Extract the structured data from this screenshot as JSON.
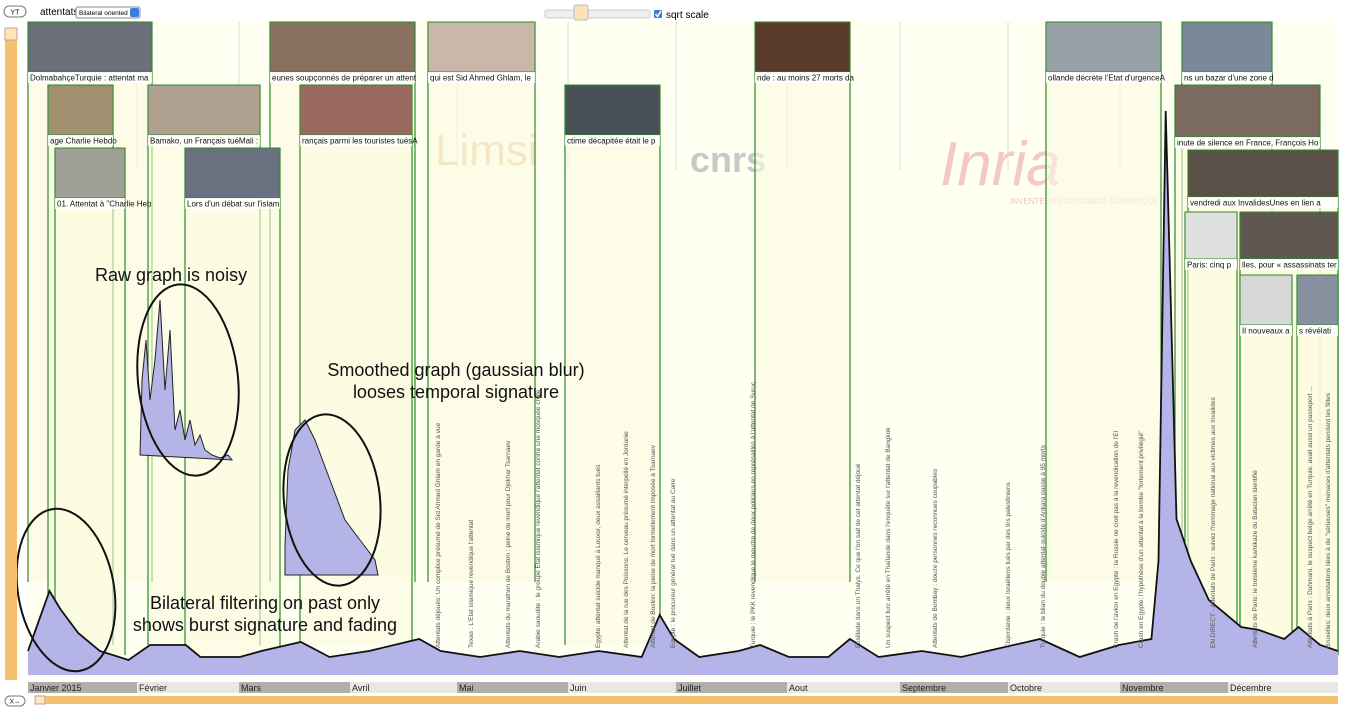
{
  "toolbar": {
    "yt_button": "YT",
    "query": "attentats",
    "filter": "Bilateral oriented",
    "sqrt_scale_label": "sqrt scale",
    "x_button": "X↔"
  },
  "months": [
    "Janvier 2015",
    "Février",
    "Mars",
    "Avril",
    "Mai",
    "Juin",
    "Juillet",
    "Aout",
    "Septembre",
    "Octobre",
    "Novembre",
    "Décembre"
  ],
  "graph": {
    "x": [
      0,
      6,
      9,
      14,
      20,
      28,
      34,
      44,
      48,
      59,
      65,
      76,
      84,
      95,
      109,
      115,
      126,
      137,
      148,
      159,
      171,
      176,
      180,
      187,
      198,
      204,
      212,
      223,
      229,
      237,
      249,
      260,
      271,
      282,
      293,
      304,
      313,
      315,
      317,
      320,
      324,
      329,
      338,
      343,
      350,
      354,
      360,
      365
    ],
    "values": [
      4,
      14,
      11,
      7,
      4,
      2.5,
      5,
      5,
      3,
      3,
      4,
      5.5,
      3,
      4,
      6,
      4,
      3,
      4,
      3,
      4,
      3,
      10,
      6,
      3,
      4,
      5,
      3,
      3,
      6,
      3,
      4,
      3,
      4.5,
      6,
      3,
      5,
      6,
      19,
      94,
      26,
      19,
      12.5,
      8,
      7.5,
      6,
      8,
      5,
      4
    ]
  },
  "thumbnails": [
    {
      "caption": "DolmabahçeTurquie : attentat ma"
    },
    {
      "caption": "eunes soupçonnés de préparer un attent"
    },
    {
      "caption": "qui est Sid Ahmed Ghlam, le"
    },
    {
      "caption": "nde : au moins 27 morts da"
    },
    {
      "caption": "ollande décrète l'Etat d'urgenceA"
    },
    {
      "caption": "ns un bazar d'une zone d"
    },
    {
      "caption": "age Charlie Hebdo"
    },
    {
      "caption": "Bamako, un Français tuéMali :"
    },
    {
      "caption": "rançais parmi les touristes tuésA"
    },
    {
      "caption": "ctime décapitée était le p"
    },
    {
      "caption": "inute de silence en France, François Ho"
    },
    {
      "caption": "01. Attentat à \"Charlie Heb"
    },
    {
      "caption": "Lors d'un débat sur l'islam"
    },
    {
      "caption": "vendredi aux InvalidesUnes en lien a"
    },
    {
      "caption": "Paris: cinq p"
    },
    {
      "caption": "lles, pour « assassinats ter"
    },
    {
      "caption": "Il nouveaux a"
    },
    {
      "caption": "s révélati"
    }
  ],
  "event_labels": [
    "Attentats déjoués: Un complice présumé de Sid Ahmed Ghlam en garde à vue",
    "Texas : L'Etat islamique revendique l'attentat",
    "Attentats du marathon de Boston : peine de mort pour Djokhar Tsarnaev",
    "Arabie saoudite : le groupe Etat islamique revendique l'attentat contre une mosquée chiite",
    "Egypte: attentat suicide manqué à Louxor, deux assaillants tués",
    "Attentat de la rue des Poissons. Le cerveau présumé interpellé en Jordanie",
    "Attentat de Boston: la peine de mort formellement imposée à Tsarnaev",
    "Egypte : le procureur général tué dans un attentat au Caire",
    "Turquie : le PKK revendique le meurtre de deux policiers en représailles à l'attentat de Suruç",
    "Fusillade dans un Thalys. Ce que l'on sait de cet attentat déjoué",
    "Un suspect turc arrêté en Thaïlande dans l'enquête sur l'attentat de Bangkok",
    "Attentats de Bombay : douze personnes reconnues coupables",
    "Cisjordanie : deux Israéliens tués par des tirs palestiniens",
    "Turquie : le bilan du double attentat-suicide d'Ankara passe à 95 morts",
    "Crash de l'avion en Egypte : la Russie ne croit pas à la revendication de l'EI",
    "Crash en Egypte: l'hypothèse d'un attentat à la bombe \"fortement privilégié\"",
    "EN DIRECT - Attentats de Paris : suivez l'hommage national aux victimes aux Invalides",
    "Attentats de Paris: le troisième kamikaze du Bataclan identifié",
    "Attentats à Paris : Dahmani, le suspect belge arrêté en Turquie, avait aussi un passeport ...",
    "Bruxelles: deux arrestations liées à de \"sérieuses\" menaces d'attentats pendant les fêtes"
  ],
  "annotations": [
    "Raw graph is noisy",
    "Smoothed graph (gaussian blur)",
    "looses temporal signature",
    "Bilateral filtering on past only",
    "shows burst signature and fading"
  ],
  "logos": [
    "Limsi",
    "cnrs",
    "Inria",
    "INVENTEURS DU MONDE NUMÉRIQUE"
  ]
}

# # #

Exercise prompt:
Return the whole listing, word for word, and leave out every picture.

Problem solution:
Extract the structured data from this screenshot as JSON.
{
  "toolbar": {
    "yt_button": "YT",
    "query": "attentats",
    "filter": "Bilateral oriented",
    "sqrt_scale_label": "sqrt scale",
    "x_button": "X↔"
  },
  "months": [
    "Janvier 2015",
    "Février",
    "Mars",
    "Avril",
    "Mai",
    "Juin",
    "Juillet",
    "Aout",
    "Septembre",
    "Octobre",
    "Novembre",
    "Décembre"
  ],
  "graph": {
    "x": [
      0,
      6,
      9,
      14,
      20,
      28,
      34,
      44,
      48,
      59,
      65,
      76,
      84,
      95,
      109,
      115,
      126,
      137,
      148,
      159,
      171,
      176,
      180,
      187,
      198,
      204,
      212,
      223,
      229,
      237,
      249,
      260,
      271,
      282,
      293,
      304,
      313,
      315,
      317,
      320,
      324,
      329,
      338,
      343,
      350,
      354,
      360,
      365
    ],
    "values": [
      4,
      14,
      11,
      7,
      4,
      2.5,
      5,
      5,
      3,
      3,
      4,
      5.5,
      3,
      4,
      6,
      4,
      3,
      4,
      3,
      4,
      3,
      10,
      6,
      3,
      4,
      5,
      3,
      3,
      6,
      3,
      4,
      3,
      4.5,
      6,
      3,
      5,
      6,
      19,
      94,
      26,
      19,
      12.5,
      8,
      7.5,
      6,
      8,
      5,
      4
    ]
  },
  "thumbnails": [
    {
      "caption": "DolmabahçeTurquie : attentat ma"
    },
    {
      "caption": "eunes soupçonnés de préparer un attent"
    },
    {
      "caption": "qui est Sid Ahmed Ghlam, le"
    },
    {
      "caption": "nde : au moins 27 morts da"
    },
    {
      "caption": "ollande décrète l'Etat d'urgenceA"
    },
    {
      "caption": "ns un bazar d'une zone d"
    },
    {
      "caption": "age Charlie Hebdo"
    },
    {
      "caption": "Bamako, un Français tuéMali :"
    },
    {
      "caption": "rançais parmi les touristes tuésA"
    },
    {
      "caption": "ctime décapitée était le p"
    },
    {
      "caption": "inute de silence en France, François Ho"
    },
    {
      "caption": "01. Attentat à \"Charlie Heb"
    },
    {
      "caption": "Lors d'un débat sur l'islam"
    },
    {
      "caption": "vendredi aux InvalidesUnes en lien a"
    },
    {
      "caption": "Paris: cinq p"
    },
    {
      "caption": "lles, pour « assassinats ter"
    },
    {
      "caption": "Il nouveaux a"
    },
    {
      "caption": "s révélati"
    }
  ],
  "event_labels": [
    "Attentats déjoués: Un complice présumé de Sid Ahmed Ghlam en garde à vue",
    "Texas : L'Etat islamique revendique l'attentat",
    "Attentats du marathon de Boston : peine de mort pour Djokhar Tsarnaev",
    "Arabie saoudite : le groupe Etat islamique revendique l'attentat contre une mosquée chiite",
    "Egypte: attentat suicide manqué à Louxor, deux assaillants tués",
    "Attentat de la rue des Poissons. Le cerveau présumé interpellé en Jordanie",
    "Attentat de Boston: la peine de mort formellement imposée à Tsarnaev",
    "Egypte : le procureur général tué dans un attentat au Caire",
    "Turquie : le PKK revendique le meurtre de deux policiers en représailles à l'attentat de Suruç",
    "Fusillade dans un Thalys. Ce que l'on sait de cet attentat déjoué",
    "Un suspect turc arrêté en Thaïlande dans l'enquête sur l'attentat de Bangkok",
    "Attentats de Bombay : douze personnes reconnues coupables",
    "Cisjordanie : deux Israéliens tués par des tirs palestiniens",
    "Turquie : le bilan du double attentat-suicide d'Ankara passe à 95 morts",
    "Crash de l'avion en Egypte : la Russie ne croit pas à la revendication de l'EI",
    "Crash en Egypte: l'hypothèse d'un attentat à la bombe \"fortement privilégié\"",
    "EN DIRECT - Attentats de Paris : suivez l'hommage national aux victimes aux Invalides",
    "Attentats de Paris: le troisième kamikaze du Bataclan identifié",
    "Attentats à Paris : Dahmani, le suspect belge arrêté en Turquie, avait aussi un passeport ...",
    "Bruxelles: deux arrestations liées à de \"sérieuses\" menaces d'attentats pendant les fêtes"
  ],
  "annotations": [
    "Raw graph is noisy",
    "Smoothed graph (gaussian blur)",
    "looses temporal signature",
    "Bilateral filtering on past only",
    "shows burst signature and fading"
  ],
  "logos": [
    "Limsi",
    "cnrs",
    "Inria",
    "INVENTEURS DU MONDE NUMÉRIQUE"
  ]
}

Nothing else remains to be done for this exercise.